= Work to do =
Extract each line of the records below that contains the word "Bull".

◇ ◇ ◇ ◇ ◇

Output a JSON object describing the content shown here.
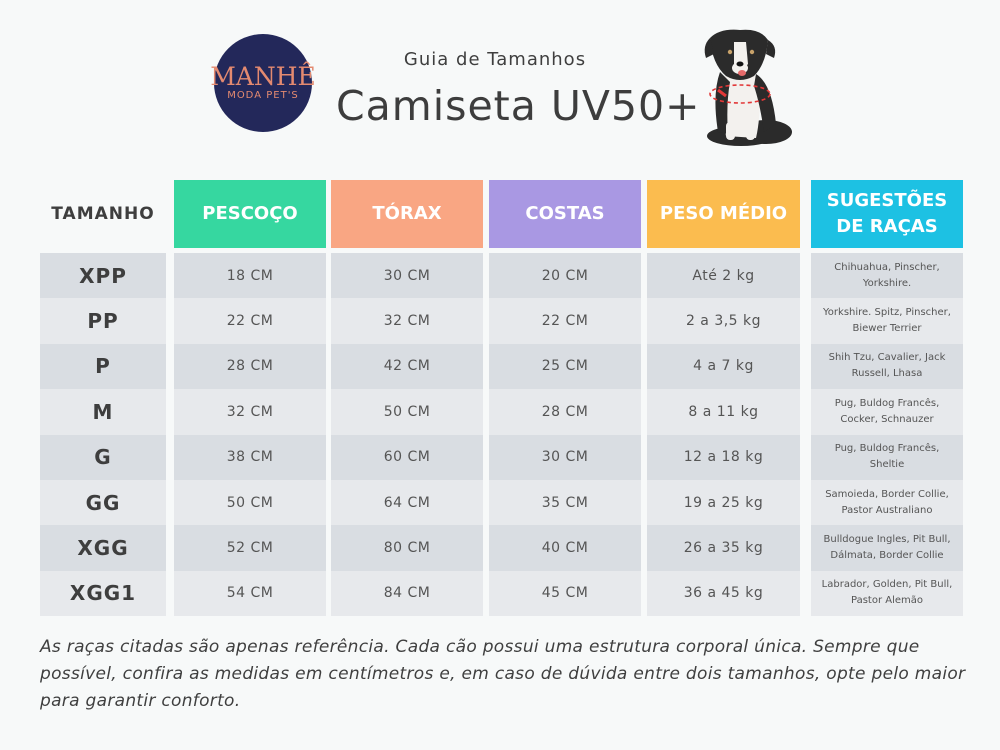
{
  "brand": {
    "name": "MANHÊ",
    "tagline": "MODA PET'S"
  },
  "header": {
    "subtitle": "Guia de Tamanhos",
    "title": "Camiseta UV50+"
  },
  "table": {
    "columns": [
      {
        "label": "TAMANHO",
        "color": ""
      },
      {
        "label": "PESCOÇO",
        "color": "#36d7a0"
      },
      {
        "label": "TÓRAX",
        "color": "#f9a683"
      },
      {
        "label": "COSTAS",
        "color": "#a998e3"
      },
      {
        "label": "PESO MÉDIO",
        "color": "#fbbc4f"
      },
      {
        "label": "SUGESTÕES DE RAÇAS",
        "color": "#1dc1e3"
      }
    ],
    "rows": [
      {
        "size": "XPP",
        "pescoco": "18 CM",
        "torax": "30 CM",
        "costas": "20 CM",
        "peso": "Até 2 kg",
        "racas": "Chihuahua, Pinscher, Yorkshire."
      },
      {
        "size": "PP",
        "pescoco": "22 CM",
        "torax": "32 CM",
        "costas": "22 CM",
        "peso": "2 a 3,5 kg",
        "racas": "Yorkshire. Spitz, Pinscher, Biewer Terrier"
      },
      {
        "size": "P",
        "pescoco": "28 CM",
        "torax": "42 CM",
        "costas": "25 CM",
        "peso": "4 a 7 kg",
        "racas": "Shih Tzu, Cavalier, Jack Russell, Lhasa"
      },
      {
        "size": "M",
        "pescoco": "32 CM",
        "torax": "50 CM",
        "costas": "28 CM",
        "peso": "8 a 11 kg",
        "racas": "Pug, Buldog Francês, Cocker, Schnauzer"
      },
      {
        "size": "G",
        "pescoco": "38 CM",
        "torax": "60 CM",
        "costas": "30 CM",
        "peso": "12 a 18 kg",
        "racas": "Pug, Buldog Francês, Sheltie"
      },
      {
        "size": "GG",
        "pescoco": "50 CM",
        "torax": "64 CM",
        "costas": "35 CM",
        "peso": "19 a 25 kg",
        "racas": "Samoieda, Border Collie, Pastor Australiano"
      },
      {
        "size": "XGG",
        "pescoco": "52 CM",
        "torax": "80 CM",
        "costas": "40 CM",
        "peso": "26 a 35 kg",
        "racas": "Bulldogue Ingles, Pit Bull, Dálmata, Border Collie"
      },
      {
        "size": "XGG1",
        "pescoco": "54 CM",
        "torax": "84 CM",
        "costas": "45 CM",
        "peso": "36 a 45 kg",
        "racas": "Labrador, Golden, Pit Bull, Pastor Alemão"
      }
    ]
  },
  "footer": {
    "note": "As raças citadas são apenas referência. Cada cão possui uma estrutura corporal única.  Sempre que possível, confira as medidas em centímetros e, em caso de dúvida entre dois tamanhos, opte pelo maior para garantir conforto."
  }
}
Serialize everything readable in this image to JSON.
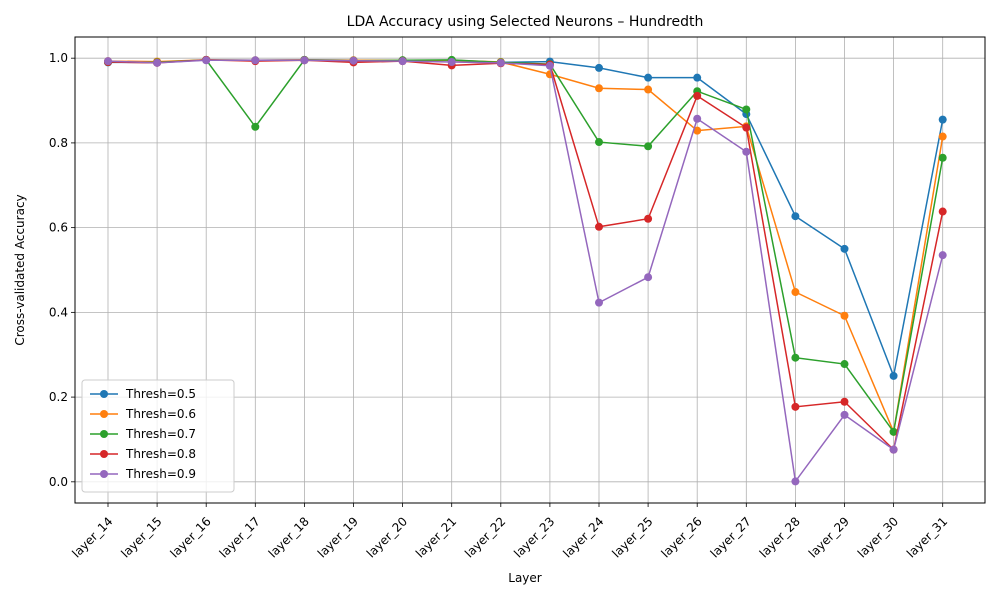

◇ ◇ ◇ ◇ ◇

= Exercise answer =
        "racas": "Bulldogue Ingles, Pit Bull, Dálmata, Border Collie"
        "racas": "Labrador, Golden, Pit Bull, Pastor Alemão"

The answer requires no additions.